Prompt
Could you write out every record below exactly, leaving out any pictures?

Stored items:
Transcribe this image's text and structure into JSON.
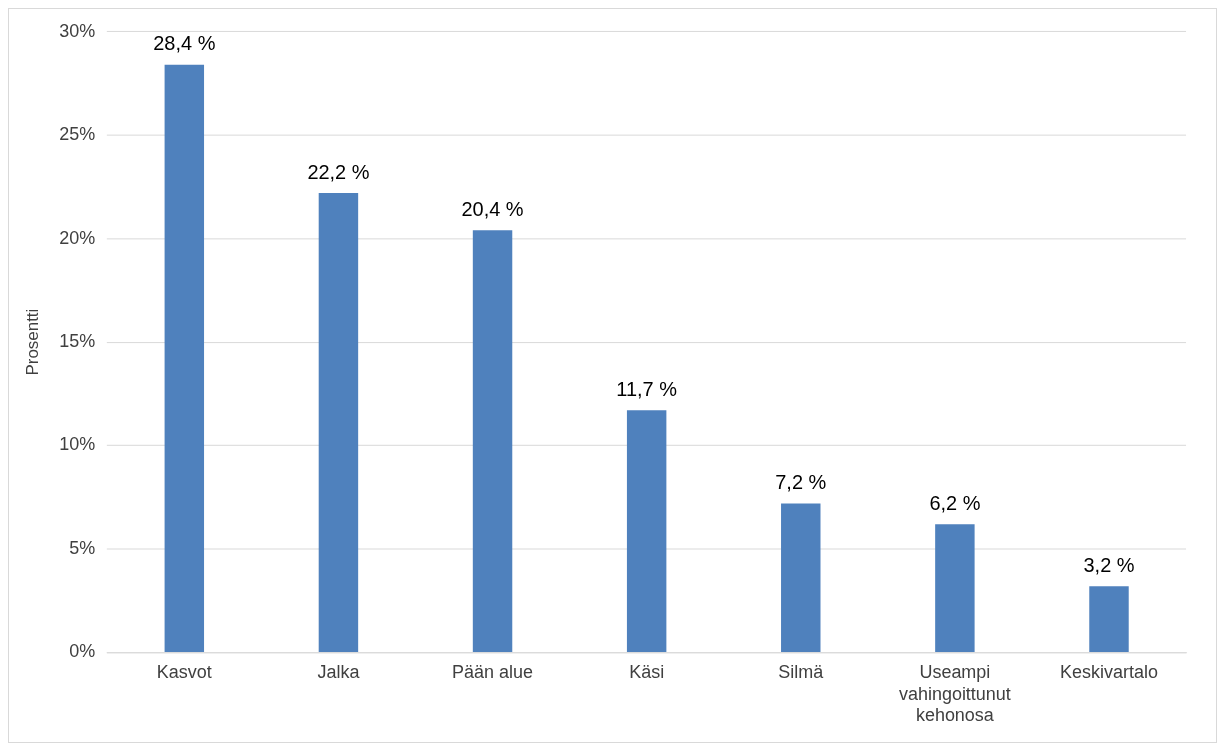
{
  "chart_data": {
    "type": "bar",
    "ylabel": "Prosentti",
    "categories": [
      "Kasvot",
      "Jalka",
      "Pään alue",
      "Käsi",
      "Silmä",
      "Useampi vahingoittunut kehonosa",
      "Keskivartalo"
    ],
    "values": [
      28.4,
      22.2,
      20.4,
      11.7,
      7.2,
      6.2,
      3.2
    ],
    "value_labels": [
      "28,4 %",
      "22,2 %",
      "20,4 %",
      "11,7 %",
      "7,2 %",
      "6,2 %",
      "3,2 %"
    ],
    "color": "#4f81bd",
    "ylim": [
      0,
      30
    ],
    "yticks": [
      {
        "value": 0,
        "label": "0%"
      },
      {
        "value": 5,
        "label": "5%"
      },
      {
        "value": 10,
        "label": "10%"
      },
      {
        "value": 15,
        "label": "15%"
      },
      {
        "value": 20,
        "label": "20%"
      },
      {
        "value": 25,
        "label": "25%"
      },
      {
        "value": 30,
        "label": "30%"
      }
    ],
    "grid": "y",
    "legend": false
  }
}
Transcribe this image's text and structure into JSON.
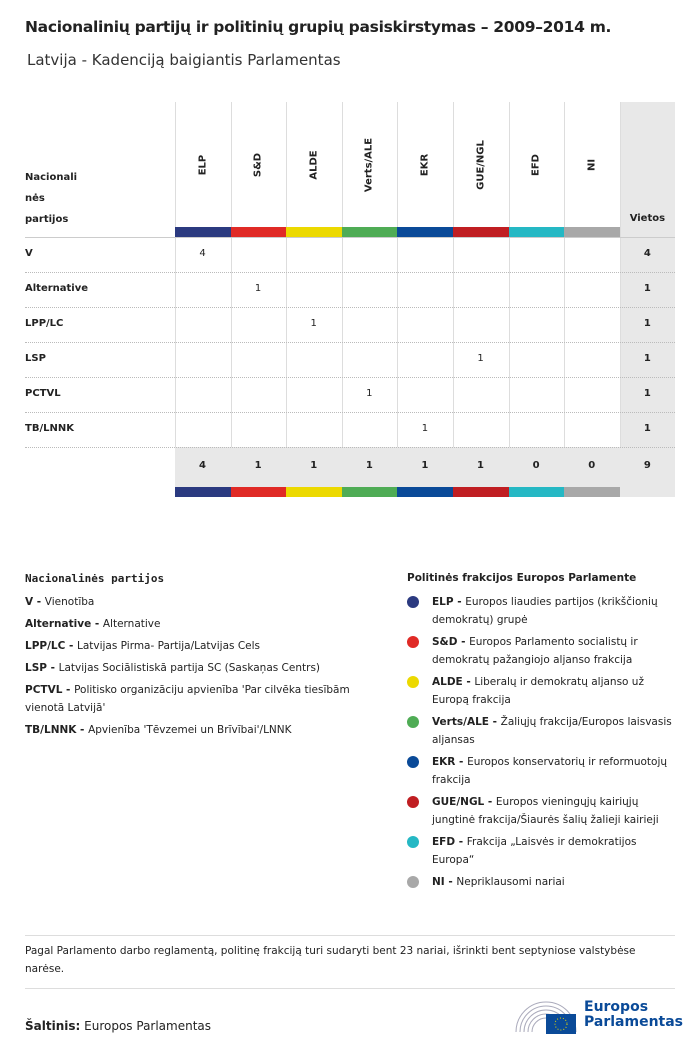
{
  "header": {
    "title": "Nacionalinių partijų ir politinių grupių pasiskirstymas – 2009–2014 m.",
    "subtitle": "Latvija - Kadenciją baigiantis Parlamentas"
  },
  "chart_data": {
    "type": "table",
    "row_header": "Nacionali nės partijos",
    "total_header": "Vietos",
    "columns": [
      {
        "name": "ELP",
        "color": "#2b3a80"
      },
      {
        "name": "S&D",
        "color": "#e02a26"
      },
      {
        "name": "ALDE",
        "color": "#ecd900"
      },
      {
        "name": "Verts/ALE",
        "color": "#4fac55"
      },
      {
        "name": "EKR",
        "color": "#0a4a98"
      },
      {
        "name": "GUE/NGL",
        "color": "#c01e22"
      },
      {
        "name": "EFD",
        "color": "#25b8c4"
      },
      {
        "name": "NI",
        "color": "#a8a8a8"
      }
    ],
    "rows": [
      {
        "party": "V",
        "values": [
          4,
          null,
          null,
          null,
          null,
          null,
          null,
          null
        ],
        "total": 4
      },
      {
        "party": "Alternative",
        "values": [
          null,
          1,
          null,
          null,
          null,
          null,
          null,
          null
        ],
        "total": 1
      },
      {
        "party": "LPP/LC",
        "values": [
          null,
          null,
          1,
          null,
          null,
          null,
          null,
          null
        ],
        "total": 1
      },
      {
        "party": "LSP",
        "values": [
          null,
          null,
          null,
          null,
          null,
          1,
          null,
          null
        ],
        "total": 1
      },
      {
        "party": "PCTVL",
        "values": [
          null,
          null,
          null,
          1,
          null,
          null,
          null,
          null
        ],
        "total": 1
      },
      {
        "party": "TB/LNNK",
        "values": [
          null,
          null,
          null,
          null,
          1,
          null,
          null,
          null
        ],
        "total": 1
      }
    ],
    "totals": [
      4,
      1,
      1,
      1,
      1,
      1,
      0,
      0
    ],
    "grand_total": 9
  },
  "legend_national": {
    "title": "Nacionalinės partijos",
    "items": [
      {
        "abbr": "V - ",
        "name": "Vienotība"
      },
      {
        "abbr": "Alternative - ",
        "name": "Alternative"
      },
      {
        "abbr": "LPP/LC - ",
        "name": "Latvijas Pirma- Partija/Latvijas Cels"
      },
      {
        "abbr": "LSP - ",
        "name": "Latvijas Sociālistiskā partija SC (Saskaņas Centrs)"
      },
      {
        "abbr": "PCTVL - ",
        "name": "Politisko organizāciju apvienība 'Par cilvēka tiesībām vienotā Latvijā'"
      },
      {
        "abbr": "TB/LNNK - ",
        "name": "Apvienība 'Tēvzemei un Brīvībai'/LNNK"
      }
    ]
  },
  "legend_groups": {
    "title": "Politinės frakcijos Europos Parlamente",
    "items": [
      {
        "abbr": "ELP - ",
        "name": "Europos liaudies partijos (krikščionių demokratų) grupė",
        "color": "#2b3a80"
      },
      {
        "abbr": "S&D - ",
        "name": "Europos Parlamento socialistų ir demokratų pažangiojo aljanso frakcija",
        "color": "#e02a26"
      },
      {
        "abbr": "ALDE - ",
        "name": "Liberalų ir demokratų aljanso už Europą frakcija",
        "color": "#ecd900"
      },
      {
        "abbr": "Verts/ALE - ",
        "name": "Žaliųjų frakcija/Europos laisvasis aljansas",
        "color": "#4fac55"
      },
      {
        "abbr": "EKR - ",
        "name": "Europos konservatorių ir reformuotojų frakcija",
        "color": "#0a4a98"
      },
      {
        "abbr": "GUE/NGL - ",
        "name": "Europos vieningųjų kairiųjų jungtinė frakcija/Šiaurės šalių žalieji kairieji",
        "color": "#c01e22"
      },
      {
        "abbr": "EFD - ",
        "name": "Frakcija „Laisvės ir demokratijos Europa“",
        "color": "#25b8c4"
      },
      {
        "abbr": "NI - ",
        "name": "Nepriklausomi nariai",
        "color": "#a8a8a8"
      }
    ]
  },
  "footer": {
    "note": "Pagal Parlamento darbo reglamentą, politinę frakciją turi sudaryti bent 23 nariai, išrinkti bent septyniose valstybėse narėse.",
    "source_label": "Šaltinis:",
    "source": "Europos Parlamentas",
    "logo_text": "Europos Parlamentas"
  }
}
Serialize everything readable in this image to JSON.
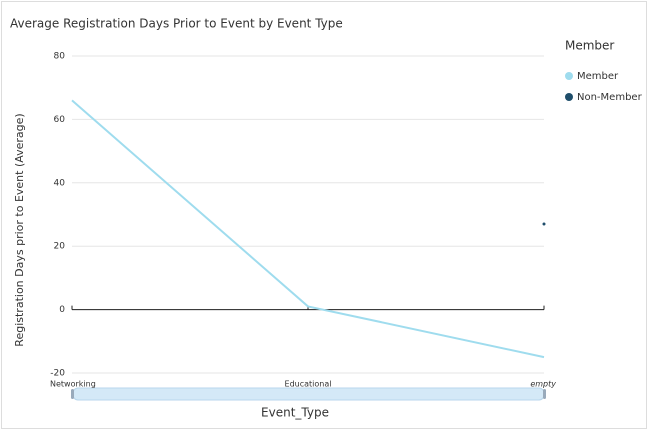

Problem solution
Transcribe this image's text and structure into JSON.
{
  "chart_data": {
    "type": "bar",
    "ylabel": "Prosentti",
    "categories": [
      "Kasvot",
      "Jalka",
      "Pään alue",
      "Käsi",
      "Silmä",
      "Useampi vahingoittunut kehonosa",
      "Keskivartalo"
    ],
    "values": [
      28.4,
      22.2,
      20.4,
      11.7,
      7.2,
      6.2,
      3.2
    ],
    "value_labels": [
      "28,4 %",
      "22,2 %",
      "20,4 %",
      "11,7 %",
      "7,2 %",
      "6,2 %",
      "3,2 %"
    ],
    "color": "#4f81bd",
    "ylim": [
      0,
      30
    ],
    "yticks": [
      {
        "value": 0,
        "label": "0%"
      },
      {
        "value": 5,
        "label": "5%"
      },
      {
        "value": 10,
        "label": "10%"
      },
      {
        "value": 15,
        "label": "15%"
      },
      {
        "value": 20,
        "label": "20%"
      },
      {
        "value": 25,
        "label": "25%"
      },
      {
        "value": 30,
        "label": "30%"
      }
    ],
    "grid": "y",
    "legend": false
  }
}
Transcribe this image's text and structure into JSON.
{
  "header": {
    "title": "Nacionalinių partijų ir politinių grupių pasiskirstymas – 2009–2014 m.",
    "subtitle": "Latvija - Kadenciją baigiantis Parlamentas"
  },
  "chart_data": {
    "type": "table",
    "row_header": "Nacionali nės partijos",
    "total_header": "Vietos",
    "columns": [
      {
        "name": "ELP",
        "color": "#2b3a80"
      },
      {
        "name": "S&D",
        "color": "#e02a26"
      },
      {
        "name": "ALDE",
        "color": "#ecd900"
      },
      {
        "name": "Verts/ALE",
        "color": "#4fac55"
      },
      {
        "name": "EKR",
        "color": "#0a4a98"
      },
      {
        "name": "GUE/NGL",
        "color": "#c01e22"
      },
      {
        "name": "EFD",
        "color": "#25b8c4"
      },
      {
        "name": "NI",
        "color": "#a8a8a8"
      }
    ],
    "rows": [
      {
        "party": "V",
        "values": [
          4,
          null,
          null,
          null,
          null,
          null,
          null,
          null
        ],
        "total": 4
      },
      {
        "party": "Alternative",
        "values": [
          null,
          1,
          null,
          null,
          null,
          null,
          null,
          null
        ],
        "total": 1
      },
      {
        "party": "LPP/LC",
        "values": [
          null,
          null,
          1,
          null,
          null,
          null,
          null,
          null
        ],
        "total": 1
      },
      {
        "party": "LSP",
        "values": [
          null,
          null,
          null,
          null,
          null,
          1,
          null,
          null
        ],
        "total": 1
      },
      {
        "party": "PCTVL",
        "values": [
          null,
          null,
          null,
          1,
          null,
          null,
          null,
          null
        ],
        "total": 1
      },
      {
        "party": "TB/LNNK",
        "values": [
          null,
          null,
          null,
          null,
          1,
          null,
          null,
          null
        ],
        "total": 1
      }
    ],
    "totals": [
      4,
      1,
      1,
      1,
      1,
      1,
      0,
      0
    ],
    "grand_total": 9
  },
  "legend_national": {
    "title": "Nacionalinės partijos",
    "items": [
      {
        "abbr": "V - ",
        "name": "Vienotība"
      },
      {
        "abbr": "Alternative - ",
        "name": "Alternative"
      },
      {
        "abbr": "LPP/LC - ",
        "name": "Latvijas Pirma- Partija/Latvijas Cels"
      },
      {
        "abbr": "LSP - ",
        "name": "Latvijas Sociālistiskā partija SC (Saskaņas Centrs)"
      },
      {
        "abbr": "PCTVL - ",
        "name": "Politisko organizāciju apvienība 'Par cilvēka tiesībām vienotā Latvijā'"
      },
      {
        "abbr": "TB/LNNK - ",
        "name": "Apvienība 'Tēvzemei un Brīvībai'/LNNK"
      }
    ]
  },
  "legend_groups": {
    "title": "Politinės frakcijos Europos Parlamente",
    "items": [
      {
        "abbr": "ELP - ",
        "name": "Europos liaudies partijos (krikščionių demokratų) grupė",
        "color": "#2b3a80"
      },
      {
        "abbr": "S&D - ",
        "name": "Europos Parlamento socialistų ir demokratų pažangiojo aljanso frakcija",
        "color": "#e02a26"
      },
      {
        "abbr": "ALDE - ",
        "name": "Liberalų ir demokratų aljanso už Europą frakcija",
        "color": "#ecd900"
      },
      {
        "abbr": "Verts/ALE - ",
        "name": "Žaliųjų frakcija/Europos laisvasis aljansas",
        "color": "#4fac55"
      },
      {
        "abbr": "EKR - ",
        "name": "Europos konservatorių ir reformuotojų frakcija",
        "color": "#0a4a98"
      },
      {
        "abbr": "GUE/NGL - ",
        "name": "Europos vieningųjų kairiųjų jungtinė frakcija/Šiaurės šalių žalieji kairieji",
        "color": "#c01e22"
      },
      {
        "abbr": "EFD - ",
        "name": "Frakcija „Laisvės ir demokratijos Europa“",
        "color": "#25b8c4"
      },
      {
        "abbr": "NI - ",
        "name": "Nepriklausomi nariai",
        "color": "#a8a8a8"
      }
    ]
  },
  "footer": {
    "note": "Pagal Parlamento darbo reglamentą, politinę frakciją turi sudaryti bent 23 nariai, išrinkti bent septyniose valstybėse narėse.",
    "source_label": "Šaltinis:",
    "source": "Europos Parlamentas",
    "logo_text": "Europos Parlamentas"
  }
}
Serialize everything readable in this image to JSON.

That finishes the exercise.